[Directive] Copy the entries word for word, beginning with the first line and stopping after the line that contains "- x-tick-label: 4: [151, 405, 159, 421]".

[Records for this exercise]

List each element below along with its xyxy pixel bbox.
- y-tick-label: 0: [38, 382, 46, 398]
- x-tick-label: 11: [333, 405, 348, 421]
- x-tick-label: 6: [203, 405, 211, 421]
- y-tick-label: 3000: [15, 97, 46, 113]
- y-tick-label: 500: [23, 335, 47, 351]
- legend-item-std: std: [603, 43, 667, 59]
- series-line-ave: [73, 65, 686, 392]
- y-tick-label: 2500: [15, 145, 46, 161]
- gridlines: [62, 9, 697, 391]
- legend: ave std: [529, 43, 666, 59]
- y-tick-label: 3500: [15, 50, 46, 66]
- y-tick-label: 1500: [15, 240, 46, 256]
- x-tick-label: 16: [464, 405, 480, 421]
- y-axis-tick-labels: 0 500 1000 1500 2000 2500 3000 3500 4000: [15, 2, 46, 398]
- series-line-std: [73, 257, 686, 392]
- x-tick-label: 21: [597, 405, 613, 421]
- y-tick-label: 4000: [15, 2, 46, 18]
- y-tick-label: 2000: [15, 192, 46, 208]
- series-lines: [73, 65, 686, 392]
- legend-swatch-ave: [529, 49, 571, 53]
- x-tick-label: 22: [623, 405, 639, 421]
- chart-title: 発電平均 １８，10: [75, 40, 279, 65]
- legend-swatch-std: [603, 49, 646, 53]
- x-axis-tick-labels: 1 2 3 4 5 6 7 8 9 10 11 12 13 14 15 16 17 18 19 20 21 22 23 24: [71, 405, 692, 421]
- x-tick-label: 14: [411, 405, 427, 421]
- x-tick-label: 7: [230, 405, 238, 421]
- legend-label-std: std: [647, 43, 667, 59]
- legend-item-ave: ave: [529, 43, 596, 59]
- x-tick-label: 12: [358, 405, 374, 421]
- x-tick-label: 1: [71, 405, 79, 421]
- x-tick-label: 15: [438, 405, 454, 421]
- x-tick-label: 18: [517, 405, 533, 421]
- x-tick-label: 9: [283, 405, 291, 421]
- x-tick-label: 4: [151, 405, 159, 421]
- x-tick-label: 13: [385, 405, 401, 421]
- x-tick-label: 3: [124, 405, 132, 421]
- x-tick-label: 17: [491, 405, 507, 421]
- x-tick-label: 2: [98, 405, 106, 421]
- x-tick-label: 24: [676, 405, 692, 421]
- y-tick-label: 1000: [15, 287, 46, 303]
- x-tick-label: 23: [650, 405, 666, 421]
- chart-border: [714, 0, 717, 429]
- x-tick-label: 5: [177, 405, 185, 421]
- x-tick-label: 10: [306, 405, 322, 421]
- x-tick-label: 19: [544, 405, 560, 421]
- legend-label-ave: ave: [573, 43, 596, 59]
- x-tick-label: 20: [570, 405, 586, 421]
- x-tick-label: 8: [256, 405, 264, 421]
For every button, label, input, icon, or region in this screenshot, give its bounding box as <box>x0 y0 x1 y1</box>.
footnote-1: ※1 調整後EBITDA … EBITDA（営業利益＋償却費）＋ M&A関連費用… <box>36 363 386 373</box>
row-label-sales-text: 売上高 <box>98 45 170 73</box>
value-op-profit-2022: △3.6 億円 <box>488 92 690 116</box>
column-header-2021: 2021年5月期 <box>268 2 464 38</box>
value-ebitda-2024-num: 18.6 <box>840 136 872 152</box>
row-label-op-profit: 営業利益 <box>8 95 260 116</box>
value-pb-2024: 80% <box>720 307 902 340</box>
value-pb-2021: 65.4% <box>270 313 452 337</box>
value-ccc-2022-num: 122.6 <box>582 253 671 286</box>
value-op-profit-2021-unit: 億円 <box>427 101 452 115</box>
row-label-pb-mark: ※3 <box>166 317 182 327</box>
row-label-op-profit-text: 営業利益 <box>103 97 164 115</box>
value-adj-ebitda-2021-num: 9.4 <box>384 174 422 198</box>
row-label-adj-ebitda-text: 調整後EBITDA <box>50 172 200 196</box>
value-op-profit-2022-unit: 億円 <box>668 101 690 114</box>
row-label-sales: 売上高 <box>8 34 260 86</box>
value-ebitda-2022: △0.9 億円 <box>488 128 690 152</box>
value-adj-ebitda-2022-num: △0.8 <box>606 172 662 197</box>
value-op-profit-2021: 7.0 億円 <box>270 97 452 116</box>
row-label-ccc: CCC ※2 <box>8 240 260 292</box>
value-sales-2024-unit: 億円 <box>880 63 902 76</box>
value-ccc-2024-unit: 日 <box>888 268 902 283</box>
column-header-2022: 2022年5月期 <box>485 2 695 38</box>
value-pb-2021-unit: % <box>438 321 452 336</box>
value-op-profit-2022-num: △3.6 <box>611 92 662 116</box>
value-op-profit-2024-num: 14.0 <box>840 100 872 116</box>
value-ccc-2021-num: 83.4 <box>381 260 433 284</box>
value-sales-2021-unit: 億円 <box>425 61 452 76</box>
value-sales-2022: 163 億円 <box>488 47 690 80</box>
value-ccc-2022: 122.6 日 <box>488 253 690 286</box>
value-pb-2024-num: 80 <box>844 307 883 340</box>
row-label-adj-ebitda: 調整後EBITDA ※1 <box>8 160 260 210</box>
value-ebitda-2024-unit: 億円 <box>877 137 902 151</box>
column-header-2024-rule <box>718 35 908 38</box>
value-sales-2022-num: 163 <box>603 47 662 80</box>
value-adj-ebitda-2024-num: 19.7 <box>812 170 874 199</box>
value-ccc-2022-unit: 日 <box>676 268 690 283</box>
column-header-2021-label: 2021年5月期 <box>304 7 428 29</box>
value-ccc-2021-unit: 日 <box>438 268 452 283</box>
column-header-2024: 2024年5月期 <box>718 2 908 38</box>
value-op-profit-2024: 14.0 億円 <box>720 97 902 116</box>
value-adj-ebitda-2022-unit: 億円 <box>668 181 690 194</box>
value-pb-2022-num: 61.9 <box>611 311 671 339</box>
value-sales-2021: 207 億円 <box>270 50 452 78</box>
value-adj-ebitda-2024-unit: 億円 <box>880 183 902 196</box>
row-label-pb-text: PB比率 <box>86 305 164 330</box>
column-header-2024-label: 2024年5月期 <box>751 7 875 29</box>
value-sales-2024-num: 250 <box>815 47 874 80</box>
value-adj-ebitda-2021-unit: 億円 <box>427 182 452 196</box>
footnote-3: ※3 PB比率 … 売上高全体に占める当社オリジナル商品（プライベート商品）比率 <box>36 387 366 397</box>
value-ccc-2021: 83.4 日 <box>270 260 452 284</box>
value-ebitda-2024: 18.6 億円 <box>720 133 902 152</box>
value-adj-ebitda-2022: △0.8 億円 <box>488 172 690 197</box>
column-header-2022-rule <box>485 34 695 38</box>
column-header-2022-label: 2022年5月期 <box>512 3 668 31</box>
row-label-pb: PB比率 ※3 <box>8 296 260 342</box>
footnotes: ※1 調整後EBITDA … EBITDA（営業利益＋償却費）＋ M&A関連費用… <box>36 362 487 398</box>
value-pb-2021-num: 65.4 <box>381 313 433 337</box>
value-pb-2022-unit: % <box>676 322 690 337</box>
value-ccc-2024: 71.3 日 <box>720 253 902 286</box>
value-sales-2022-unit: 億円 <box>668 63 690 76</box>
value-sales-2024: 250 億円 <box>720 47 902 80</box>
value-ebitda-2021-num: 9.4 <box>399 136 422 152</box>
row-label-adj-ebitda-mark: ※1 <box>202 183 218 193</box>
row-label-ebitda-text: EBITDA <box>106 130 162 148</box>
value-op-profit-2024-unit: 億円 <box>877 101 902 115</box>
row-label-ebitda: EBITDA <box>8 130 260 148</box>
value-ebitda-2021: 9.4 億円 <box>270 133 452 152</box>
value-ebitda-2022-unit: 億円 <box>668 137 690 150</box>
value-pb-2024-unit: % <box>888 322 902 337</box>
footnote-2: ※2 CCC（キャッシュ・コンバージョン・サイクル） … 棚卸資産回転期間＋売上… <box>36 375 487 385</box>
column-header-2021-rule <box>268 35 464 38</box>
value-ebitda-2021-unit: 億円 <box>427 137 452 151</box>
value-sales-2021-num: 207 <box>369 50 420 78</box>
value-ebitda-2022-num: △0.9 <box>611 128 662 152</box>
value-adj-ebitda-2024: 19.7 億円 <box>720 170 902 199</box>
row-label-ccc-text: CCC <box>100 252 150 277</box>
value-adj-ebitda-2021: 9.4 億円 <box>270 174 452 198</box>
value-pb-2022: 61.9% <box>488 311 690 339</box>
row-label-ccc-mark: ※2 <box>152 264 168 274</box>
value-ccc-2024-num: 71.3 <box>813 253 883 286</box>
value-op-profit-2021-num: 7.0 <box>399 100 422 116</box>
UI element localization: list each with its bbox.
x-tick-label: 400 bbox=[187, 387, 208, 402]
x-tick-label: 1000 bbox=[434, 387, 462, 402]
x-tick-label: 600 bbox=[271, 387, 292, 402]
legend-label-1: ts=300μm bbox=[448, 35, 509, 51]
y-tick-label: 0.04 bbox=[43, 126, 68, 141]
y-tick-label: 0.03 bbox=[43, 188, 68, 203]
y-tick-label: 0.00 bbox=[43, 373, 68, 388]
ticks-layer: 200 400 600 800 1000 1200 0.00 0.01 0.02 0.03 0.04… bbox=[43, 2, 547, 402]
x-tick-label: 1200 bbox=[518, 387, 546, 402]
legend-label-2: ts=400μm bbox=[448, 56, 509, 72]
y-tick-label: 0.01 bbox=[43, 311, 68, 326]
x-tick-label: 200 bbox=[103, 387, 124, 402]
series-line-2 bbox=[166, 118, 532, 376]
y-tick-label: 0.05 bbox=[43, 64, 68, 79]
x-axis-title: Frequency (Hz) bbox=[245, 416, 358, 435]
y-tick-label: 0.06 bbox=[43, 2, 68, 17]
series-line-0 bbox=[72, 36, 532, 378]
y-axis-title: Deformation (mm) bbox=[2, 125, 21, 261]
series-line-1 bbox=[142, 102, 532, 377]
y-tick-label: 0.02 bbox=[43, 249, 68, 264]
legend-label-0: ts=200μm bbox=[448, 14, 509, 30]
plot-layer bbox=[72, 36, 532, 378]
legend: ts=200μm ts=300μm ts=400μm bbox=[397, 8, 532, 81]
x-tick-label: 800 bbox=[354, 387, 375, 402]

[The response]
List each element below along with its xyxy pixel bbox.
- y-tick-label: 0: [38, 382, 46, 398]
- x-tick-label: 11: [333, 405, 348, 421]
- x-tick-label: 6: [203, 405, 211, 421]
- y-tick-label: 3000: [15, 97, 46, 113]
- y-tick-label: 500: [23, 335, 47, 351]
- legend-item-std: std: [603, 43, 667, 59]
- series-line-ave: [73, 65, 686, 392]
- y-tick-label: 2500: [15, 145, 46, 161]
- gridlines: [62, 9, 697, 391]
- legend: ave std: [529, 43, 666, 59]
- y-tick-label: 3500: [15, 50, 46, 66]
- y-tick-label: 1500: [15, 240, 46, 256]
- x-tick-label: 16: [464, 405, 480, 421]
- y-axis-tick-labels: 0 500 1000 1500 2000 2500 3000 3500 4000: [15, 2, 46, 398]
- series-line-std: [73, 257, 686, 392]
- x-tick-label: 21: [597, 405, 613, 421]
- y-tick-label: 4000: [15, 2, 46, 18]
- y-tick-label: 2000: [15, 192, 46, 208]
- series-lines: [73, 65, 686, 392]
- legend-swatch-ave: [529, 49, 571, 53]
- x-tick-label: 22: [623, 405, 639, 421]
- chart-title: 発電平均 １８，10: [75, 40, 279, 65]
- legend-swatch-std: [603, 49, 646, 53]
- x-axis-tick-labels: 1 2 3 4 5 6 7 8 9 10 11 12 13 14 15 16 17 18 19 20 21 22 23 24: [71, 405, 692, 421]
- x-tick-label: 14: [411, 405, 427, 421]
- x-tick-label: 7: [230, 405, 238, 421]
- legend-label-std: std: [647, 43, 667, 59]
- legend-item-ave: ave: [529, 43, 596, 59]
- x-tick-label: 12: [358, 405, 374, 421]
- x-tick-label: 1: [71, 405, 79, 421]
- x-tick-label: 15: [438, 405, 454, 421]
- x-tick-label: 18: [517, 405, 533, 421]
- x-tick-label: 9: [283, 405, 291, 421]
- x-tick-label: 4: [151, 405, 159, 421]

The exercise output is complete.